> _Task to carry out_:
Look through the listing and locate every line containing the word "arcsec"; copy those lines.

> _Data for the task_:
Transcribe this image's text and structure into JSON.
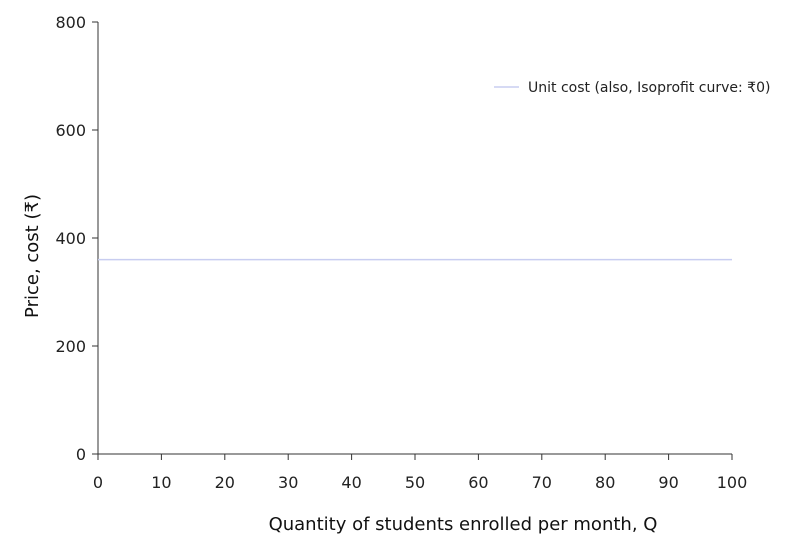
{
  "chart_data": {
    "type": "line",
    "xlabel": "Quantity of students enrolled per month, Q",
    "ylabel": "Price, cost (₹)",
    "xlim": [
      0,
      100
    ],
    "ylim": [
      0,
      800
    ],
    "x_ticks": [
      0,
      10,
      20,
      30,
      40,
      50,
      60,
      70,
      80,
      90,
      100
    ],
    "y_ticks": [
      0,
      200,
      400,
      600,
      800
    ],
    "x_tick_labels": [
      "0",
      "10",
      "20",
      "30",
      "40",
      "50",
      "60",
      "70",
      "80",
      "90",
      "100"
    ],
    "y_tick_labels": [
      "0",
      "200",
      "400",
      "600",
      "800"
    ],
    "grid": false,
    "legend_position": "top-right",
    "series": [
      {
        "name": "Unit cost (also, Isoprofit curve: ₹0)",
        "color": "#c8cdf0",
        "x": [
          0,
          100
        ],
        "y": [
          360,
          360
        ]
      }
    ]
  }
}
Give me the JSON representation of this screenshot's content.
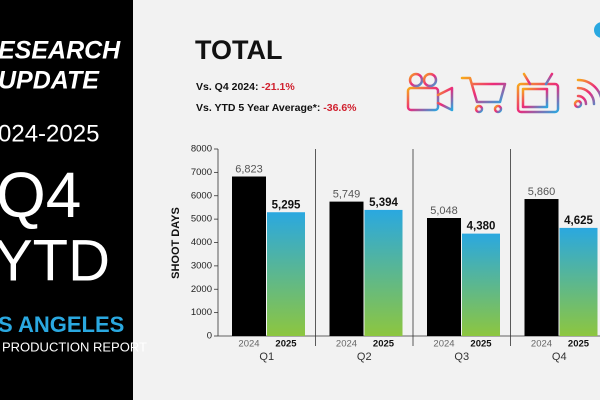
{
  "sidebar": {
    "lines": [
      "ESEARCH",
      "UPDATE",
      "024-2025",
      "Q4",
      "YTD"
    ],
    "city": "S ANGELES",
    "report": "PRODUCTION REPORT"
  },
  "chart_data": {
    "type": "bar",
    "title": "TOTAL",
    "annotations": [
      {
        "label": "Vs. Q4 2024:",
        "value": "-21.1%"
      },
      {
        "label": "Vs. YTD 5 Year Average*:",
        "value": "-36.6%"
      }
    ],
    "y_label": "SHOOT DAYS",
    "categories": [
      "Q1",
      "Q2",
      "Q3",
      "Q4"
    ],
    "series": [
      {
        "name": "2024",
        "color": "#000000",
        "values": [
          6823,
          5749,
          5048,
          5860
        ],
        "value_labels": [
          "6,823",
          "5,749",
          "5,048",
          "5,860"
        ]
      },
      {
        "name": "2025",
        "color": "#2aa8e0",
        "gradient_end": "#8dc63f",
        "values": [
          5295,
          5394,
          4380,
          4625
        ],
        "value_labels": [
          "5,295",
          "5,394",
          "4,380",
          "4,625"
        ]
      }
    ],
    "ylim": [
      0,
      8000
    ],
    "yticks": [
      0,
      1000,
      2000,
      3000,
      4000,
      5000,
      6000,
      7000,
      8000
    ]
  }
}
...
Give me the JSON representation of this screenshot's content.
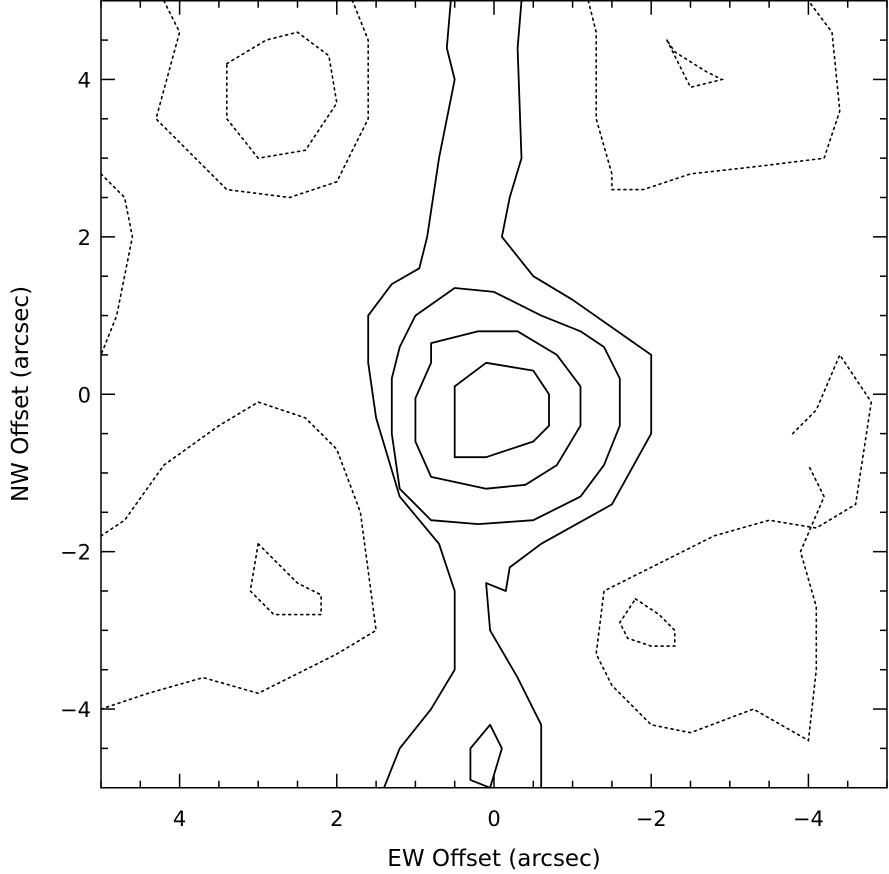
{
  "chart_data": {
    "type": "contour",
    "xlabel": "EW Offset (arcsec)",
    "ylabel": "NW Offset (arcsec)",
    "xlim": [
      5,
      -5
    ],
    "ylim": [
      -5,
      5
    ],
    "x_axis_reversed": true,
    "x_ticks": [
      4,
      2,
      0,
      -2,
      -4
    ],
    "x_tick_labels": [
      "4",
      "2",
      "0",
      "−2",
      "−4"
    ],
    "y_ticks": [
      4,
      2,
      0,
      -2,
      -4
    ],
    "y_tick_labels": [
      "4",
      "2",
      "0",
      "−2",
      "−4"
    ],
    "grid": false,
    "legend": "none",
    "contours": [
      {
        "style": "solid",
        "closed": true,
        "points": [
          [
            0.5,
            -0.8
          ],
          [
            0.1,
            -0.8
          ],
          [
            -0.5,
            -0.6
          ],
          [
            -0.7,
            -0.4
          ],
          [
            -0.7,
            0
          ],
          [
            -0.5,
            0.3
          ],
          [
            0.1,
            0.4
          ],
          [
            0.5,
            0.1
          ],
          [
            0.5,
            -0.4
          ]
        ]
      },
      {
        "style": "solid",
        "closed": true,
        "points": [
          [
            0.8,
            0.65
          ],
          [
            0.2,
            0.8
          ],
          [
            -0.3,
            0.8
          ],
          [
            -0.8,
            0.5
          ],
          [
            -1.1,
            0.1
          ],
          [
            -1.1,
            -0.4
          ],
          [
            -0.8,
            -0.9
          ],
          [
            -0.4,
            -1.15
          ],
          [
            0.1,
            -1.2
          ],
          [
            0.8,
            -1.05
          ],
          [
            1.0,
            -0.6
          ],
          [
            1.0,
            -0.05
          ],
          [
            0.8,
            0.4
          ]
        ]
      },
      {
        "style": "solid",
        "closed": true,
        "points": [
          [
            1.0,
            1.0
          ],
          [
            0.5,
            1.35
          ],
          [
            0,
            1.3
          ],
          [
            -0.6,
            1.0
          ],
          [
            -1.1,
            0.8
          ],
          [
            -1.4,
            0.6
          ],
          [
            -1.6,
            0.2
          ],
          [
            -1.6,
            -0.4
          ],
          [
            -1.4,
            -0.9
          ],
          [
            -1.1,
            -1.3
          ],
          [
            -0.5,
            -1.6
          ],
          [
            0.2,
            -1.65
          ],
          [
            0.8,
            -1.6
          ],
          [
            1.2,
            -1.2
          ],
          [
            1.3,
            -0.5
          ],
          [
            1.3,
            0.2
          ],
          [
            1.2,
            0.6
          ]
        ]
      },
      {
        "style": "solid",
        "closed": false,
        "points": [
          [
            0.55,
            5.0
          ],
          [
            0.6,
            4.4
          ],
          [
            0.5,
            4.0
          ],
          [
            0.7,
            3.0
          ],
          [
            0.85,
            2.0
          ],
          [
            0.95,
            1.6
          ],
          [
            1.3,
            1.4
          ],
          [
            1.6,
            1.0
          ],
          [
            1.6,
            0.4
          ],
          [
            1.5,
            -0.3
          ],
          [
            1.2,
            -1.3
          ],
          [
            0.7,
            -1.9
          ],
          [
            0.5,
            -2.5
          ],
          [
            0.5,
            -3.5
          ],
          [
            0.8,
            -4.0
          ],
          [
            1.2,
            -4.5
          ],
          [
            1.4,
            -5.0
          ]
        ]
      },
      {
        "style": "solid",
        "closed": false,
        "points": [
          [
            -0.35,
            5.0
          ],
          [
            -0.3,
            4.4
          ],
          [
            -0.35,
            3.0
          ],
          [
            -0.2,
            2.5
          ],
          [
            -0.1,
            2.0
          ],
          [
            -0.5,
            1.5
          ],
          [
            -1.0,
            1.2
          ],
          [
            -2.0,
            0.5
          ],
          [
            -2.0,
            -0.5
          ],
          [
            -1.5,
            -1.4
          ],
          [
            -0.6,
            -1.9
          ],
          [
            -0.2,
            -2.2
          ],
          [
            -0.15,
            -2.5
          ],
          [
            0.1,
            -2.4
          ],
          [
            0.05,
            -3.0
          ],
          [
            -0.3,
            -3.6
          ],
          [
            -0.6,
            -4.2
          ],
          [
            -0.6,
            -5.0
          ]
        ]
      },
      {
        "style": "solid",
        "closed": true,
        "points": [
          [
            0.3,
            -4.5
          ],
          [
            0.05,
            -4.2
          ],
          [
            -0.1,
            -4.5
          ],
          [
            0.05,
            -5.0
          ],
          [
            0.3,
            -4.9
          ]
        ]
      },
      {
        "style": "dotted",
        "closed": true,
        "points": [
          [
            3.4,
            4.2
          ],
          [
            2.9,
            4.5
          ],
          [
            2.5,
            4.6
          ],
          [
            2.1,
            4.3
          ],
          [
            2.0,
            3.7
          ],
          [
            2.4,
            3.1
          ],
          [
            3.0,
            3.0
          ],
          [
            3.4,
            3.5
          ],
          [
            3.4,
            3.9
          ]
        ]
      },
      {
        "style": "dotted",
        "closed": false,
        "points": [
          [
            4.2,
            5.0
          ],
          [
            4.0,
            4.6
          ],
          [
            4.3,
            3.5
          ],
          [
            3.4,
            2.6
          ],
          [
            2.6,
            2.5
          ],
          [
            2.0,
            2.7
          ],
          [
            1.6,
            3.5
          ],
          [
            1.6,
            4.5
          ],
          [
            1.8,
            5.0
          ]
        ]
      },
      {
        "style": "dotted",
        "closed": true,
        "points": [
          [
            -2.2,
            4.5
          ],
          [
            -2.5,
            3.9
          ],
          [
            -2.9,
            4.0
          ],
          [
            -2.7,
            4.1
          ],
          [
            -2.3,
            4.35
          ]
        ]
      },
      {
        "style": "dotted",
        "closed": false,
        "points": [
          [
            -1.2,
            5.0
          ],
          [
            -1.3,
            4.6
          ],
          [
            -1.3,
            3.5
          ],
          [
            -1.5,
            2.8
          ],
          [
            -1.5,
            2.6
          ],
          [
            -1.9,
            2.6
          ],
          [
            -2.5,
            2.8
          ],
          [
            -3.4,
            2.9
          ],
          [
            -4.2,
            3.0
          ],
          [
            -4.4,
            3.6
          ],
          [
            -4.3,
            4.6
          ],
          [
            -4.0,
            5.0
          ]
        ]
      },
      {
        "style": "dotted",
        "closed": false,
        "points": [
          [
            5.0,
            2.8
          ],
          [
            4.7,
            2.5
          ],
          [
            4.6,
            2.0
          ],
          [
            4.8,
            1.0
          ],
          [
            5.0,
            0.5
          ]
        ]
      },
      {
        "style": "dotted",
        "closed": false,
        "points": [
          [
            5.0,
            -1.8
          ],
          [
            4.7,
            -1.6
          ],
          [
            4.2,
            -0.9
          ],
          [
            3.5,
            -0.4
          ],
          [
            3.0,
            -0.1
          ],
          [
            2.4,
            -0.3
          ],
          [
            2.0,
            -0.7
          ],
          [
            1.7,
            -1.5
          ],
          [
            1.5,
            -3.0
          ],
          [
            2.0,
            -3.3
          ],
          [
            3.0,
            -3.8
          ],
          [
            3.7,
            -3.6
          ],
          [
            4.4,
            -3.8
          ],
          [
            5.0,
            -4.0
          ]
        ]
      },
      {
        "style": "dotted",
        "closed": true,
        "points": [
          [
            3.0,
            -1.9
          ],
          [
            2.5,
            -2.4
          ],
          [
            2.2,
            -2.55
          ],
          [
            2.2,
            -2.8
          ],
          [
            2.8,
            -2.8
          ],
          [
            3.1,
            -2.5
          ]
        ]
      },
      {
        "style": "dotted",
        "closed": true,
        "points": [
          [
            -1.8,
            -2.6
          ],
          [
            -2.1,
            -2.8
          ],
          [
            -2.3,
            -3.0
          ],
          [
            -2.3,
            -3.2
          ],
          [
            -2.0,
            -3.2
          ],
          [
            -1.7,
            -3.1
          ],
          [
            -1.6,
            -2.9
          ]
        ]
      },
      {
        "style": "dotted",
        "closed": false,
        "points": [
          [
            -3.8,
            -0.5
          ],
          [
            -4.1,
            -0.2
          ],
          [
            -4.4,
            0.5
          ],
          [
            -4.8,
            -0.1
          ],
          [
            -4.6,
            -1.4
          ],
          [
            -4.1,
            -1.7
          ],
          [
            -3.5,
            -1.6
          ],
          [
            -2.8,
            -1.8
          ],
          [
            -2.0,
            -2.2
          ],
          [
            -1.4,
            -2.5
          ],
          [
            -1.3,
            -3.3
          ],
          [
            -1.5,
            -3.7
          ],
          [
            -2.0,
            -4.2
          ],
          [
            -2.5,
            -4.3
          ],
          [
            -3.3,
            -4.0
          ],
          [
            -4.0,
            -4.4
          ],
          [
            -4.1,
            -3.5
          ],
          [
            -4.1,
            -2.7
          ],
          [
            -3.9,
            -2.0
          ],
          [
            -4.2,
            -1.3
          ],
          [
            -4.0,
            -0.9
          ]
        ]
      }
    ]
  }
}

> _Correct output_:
    "xlabel": "EW Offset (arcsec)",
    "ylabel": "NW Offset (arcsec)",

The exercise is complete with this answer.